- _Exercise goal_: In the records below, count every line containing "stehen". Reply with the number only.

━━━━━ Working data ━━━━━

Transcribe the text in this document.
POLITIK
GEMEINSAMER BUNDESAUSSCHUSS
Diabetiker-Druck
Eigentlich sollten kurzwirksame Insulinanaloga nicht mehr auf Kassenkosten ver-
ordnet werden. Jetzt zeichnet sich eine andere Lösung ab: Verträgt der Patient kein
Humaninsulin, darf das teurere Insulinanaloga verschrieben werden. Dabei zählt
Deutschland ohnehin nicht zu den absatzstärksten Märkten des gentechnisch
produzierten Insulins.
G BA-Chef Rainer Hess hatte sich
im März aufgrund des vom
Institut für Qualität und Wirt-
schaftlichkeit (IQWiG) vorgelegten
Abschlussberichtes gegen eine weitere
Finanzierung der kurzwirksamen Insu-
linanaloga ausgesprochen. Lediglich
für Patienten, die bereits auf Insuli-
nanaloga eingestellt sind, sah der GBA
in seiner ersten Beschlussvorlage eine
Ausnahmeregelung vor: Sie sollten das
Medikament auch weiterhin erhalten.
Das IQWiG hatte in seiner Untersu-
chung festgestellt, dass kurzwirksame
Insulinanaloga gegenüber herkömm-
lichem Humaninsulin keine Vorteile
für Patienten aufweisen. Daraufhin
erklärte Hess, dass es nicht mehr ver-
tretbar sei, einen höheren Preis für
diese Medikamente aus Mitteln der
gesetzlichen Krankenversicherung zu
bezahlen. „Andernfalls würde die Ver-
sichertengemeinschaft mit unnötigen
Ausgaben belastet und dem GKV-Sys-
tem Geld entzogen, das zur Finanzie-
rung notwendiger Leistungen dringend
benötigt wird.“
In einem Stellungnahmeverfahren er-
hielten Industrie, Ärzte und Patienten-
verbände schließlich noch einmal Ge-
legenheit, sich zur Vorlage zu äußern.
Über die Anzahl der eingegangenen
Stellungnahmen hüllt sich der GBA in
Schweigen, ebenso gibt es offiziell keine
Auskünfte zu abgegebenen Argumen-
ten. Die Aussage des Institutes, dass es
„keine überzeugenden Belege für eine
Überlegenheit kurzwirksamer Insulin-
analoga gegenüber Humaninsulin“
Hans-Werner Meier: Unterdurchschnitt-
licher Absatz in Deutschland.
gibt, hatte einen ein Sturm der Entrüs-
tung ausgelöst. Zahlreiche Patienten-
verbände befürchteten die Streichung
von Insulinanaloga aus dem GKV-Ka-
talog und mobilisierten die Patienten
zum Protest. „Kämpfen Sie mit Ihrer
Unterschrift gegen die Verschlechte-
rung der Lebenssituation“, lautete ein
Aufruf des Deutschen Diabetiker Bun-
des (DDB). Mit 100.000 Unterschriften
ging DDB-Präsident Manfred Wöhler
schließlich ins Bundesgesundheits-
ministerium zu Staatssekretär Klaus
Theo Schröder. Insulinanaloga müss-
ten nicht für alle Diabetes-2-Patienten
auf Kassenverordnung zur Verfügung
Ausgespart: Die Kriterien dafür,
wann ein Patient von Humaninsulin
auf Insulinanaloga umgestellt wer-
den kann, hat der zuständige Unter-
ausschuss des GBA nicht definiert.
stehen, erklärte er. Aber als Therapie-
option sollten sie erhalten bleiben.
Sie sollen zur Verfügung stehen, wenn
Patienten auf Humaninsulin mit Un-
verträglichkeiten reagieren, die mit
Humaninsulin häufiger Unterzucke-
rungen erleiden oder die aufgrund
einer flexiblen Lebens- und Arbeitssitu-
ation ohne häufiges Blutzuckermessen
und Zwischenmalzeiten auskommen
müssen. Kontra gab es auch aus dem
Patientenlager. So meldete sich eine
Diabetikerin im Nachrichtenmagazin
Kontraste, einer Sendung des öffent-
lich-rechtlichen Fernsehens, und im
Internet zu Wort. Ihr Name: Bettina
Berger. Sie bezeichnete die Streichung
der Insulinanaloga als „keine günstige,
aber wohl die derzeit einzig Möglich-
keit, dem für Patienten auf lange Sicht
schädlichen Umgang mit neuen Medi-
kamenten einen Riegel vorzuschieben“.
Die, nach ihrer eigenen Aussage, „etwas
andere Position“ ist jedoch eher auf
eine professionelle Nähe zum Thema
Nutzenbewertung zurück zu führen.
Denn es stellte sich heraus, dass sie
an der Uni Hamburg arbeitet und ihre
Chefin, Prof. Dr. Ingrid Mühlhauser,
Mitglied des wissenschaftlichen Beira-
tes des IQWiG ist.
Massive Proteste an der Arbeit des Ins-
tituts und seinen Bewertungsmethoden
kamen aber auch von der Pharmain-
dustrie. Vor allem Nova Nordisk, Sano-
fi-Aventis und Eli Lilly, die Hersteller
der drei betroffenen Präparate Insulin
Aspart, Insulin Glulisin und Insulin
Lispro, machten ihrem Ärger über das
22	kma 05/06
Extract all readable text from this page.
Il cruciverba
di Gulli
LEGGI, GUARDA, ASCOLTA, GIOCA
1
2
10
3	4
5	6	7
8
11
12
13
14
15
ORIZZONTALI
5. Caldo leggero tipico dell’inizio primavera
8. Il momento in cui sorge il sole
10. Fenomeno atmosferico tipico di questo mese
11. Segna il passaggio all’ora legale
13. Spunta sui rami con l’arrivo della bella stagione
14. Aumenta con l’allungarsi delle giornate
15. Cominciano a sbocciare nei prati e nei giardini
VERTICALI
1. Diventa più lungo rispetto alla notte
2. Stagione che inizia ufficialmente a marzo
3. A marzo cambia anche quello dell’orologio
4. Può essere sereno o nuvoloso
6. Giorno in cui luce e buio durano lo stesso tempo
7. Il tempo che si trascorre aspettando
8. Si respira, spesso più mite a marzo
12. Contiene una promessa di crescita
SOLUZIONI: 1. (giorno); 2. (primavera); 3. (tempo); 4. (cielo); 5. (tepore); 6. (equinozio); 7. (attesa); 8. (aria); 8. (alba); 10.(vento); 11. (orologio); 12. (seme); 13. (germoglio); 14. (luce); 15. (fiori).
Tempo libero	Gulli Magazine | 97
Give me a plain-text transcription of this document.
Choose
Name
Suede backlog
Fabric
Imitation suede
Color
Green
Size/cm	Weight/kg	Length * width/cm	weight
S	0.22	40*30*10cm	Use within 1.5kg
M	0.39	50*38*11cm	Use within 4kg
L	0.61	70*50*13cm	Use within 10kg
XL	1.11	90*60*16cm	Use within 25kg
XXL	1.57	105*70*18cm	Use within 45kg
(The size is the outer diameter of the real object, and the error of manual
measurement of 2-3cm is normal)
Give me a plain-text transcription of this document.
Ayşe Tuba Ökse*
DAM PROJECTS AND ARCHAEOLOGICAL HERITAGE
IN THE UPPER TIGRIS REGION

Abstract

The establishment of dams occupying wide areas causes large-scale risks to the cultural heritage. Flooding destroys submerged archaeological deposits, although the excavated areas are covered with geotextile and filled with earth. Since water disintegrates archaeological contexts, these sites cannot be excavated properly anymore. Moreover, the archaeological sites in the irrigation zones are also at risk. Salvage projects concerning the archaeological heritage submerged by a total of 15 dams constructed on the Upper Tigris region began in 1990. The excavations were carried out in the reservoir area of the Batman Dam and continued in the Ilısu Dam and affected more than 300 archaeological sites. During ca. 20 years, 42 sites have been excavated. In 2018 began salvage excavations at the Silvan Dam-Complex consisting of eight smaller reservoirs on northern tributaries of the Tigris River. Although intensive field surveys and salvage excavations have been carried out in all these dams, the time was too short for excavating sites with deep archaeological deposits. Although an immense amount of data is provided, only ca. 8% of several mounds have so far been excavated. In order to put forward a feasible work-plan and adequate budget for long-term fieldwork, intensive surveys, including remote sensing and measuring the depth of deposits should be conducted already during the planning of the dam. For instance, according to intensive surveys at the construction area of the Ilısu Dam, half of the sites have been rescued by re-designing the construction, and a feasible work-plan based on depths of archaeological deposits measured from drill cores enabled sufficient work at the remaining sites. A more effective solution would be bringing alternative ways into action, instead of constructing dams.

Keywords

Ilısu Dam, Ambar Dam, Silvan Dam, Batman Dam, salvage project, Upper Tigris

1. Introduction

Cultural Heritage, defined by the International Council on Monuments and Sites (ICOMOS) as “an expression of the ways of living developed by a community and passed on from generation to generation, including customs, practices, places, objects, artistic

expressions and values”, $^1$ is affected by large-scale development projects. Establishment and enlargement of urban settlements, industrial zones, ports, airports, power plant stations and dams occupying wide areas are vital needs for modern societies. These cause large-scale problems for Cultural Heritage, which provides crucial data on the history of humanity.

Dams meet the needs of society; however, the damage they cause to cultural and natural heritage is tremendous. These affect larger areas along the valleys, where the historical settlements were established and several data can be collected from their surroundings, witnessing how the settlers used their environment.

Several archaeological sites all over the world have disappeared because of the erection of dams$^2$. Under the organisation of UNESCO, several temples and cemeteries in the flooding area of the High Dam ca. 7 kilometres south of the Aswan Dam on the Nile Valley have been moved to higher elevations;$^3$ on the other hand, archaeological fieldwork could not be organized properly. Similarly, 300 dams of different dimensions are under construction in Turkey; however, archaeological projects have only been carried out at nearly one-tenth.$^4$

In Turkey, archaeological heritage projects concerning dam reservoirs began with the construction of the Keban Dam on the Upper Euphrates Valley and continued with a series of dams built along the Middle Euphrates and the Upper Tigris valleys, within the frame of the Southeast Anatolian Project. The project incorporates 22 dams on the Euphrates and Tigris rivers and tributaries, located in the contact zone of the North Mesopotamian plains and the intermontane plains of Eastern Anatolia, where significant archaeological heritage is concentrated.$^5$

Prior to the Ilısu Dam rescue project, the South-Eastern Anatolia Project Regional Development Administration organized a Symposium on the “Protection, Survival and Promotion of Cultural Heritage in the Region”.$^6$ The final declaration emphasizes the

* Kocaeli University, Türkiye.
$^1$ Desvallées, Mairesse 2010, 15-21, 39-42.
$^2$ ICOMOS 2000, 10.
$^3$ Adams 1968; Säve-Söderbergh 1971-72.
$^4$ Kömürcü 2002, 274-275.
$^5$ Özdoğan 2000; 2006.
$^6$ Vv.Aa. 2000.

━━━━━

- _Final result_: 2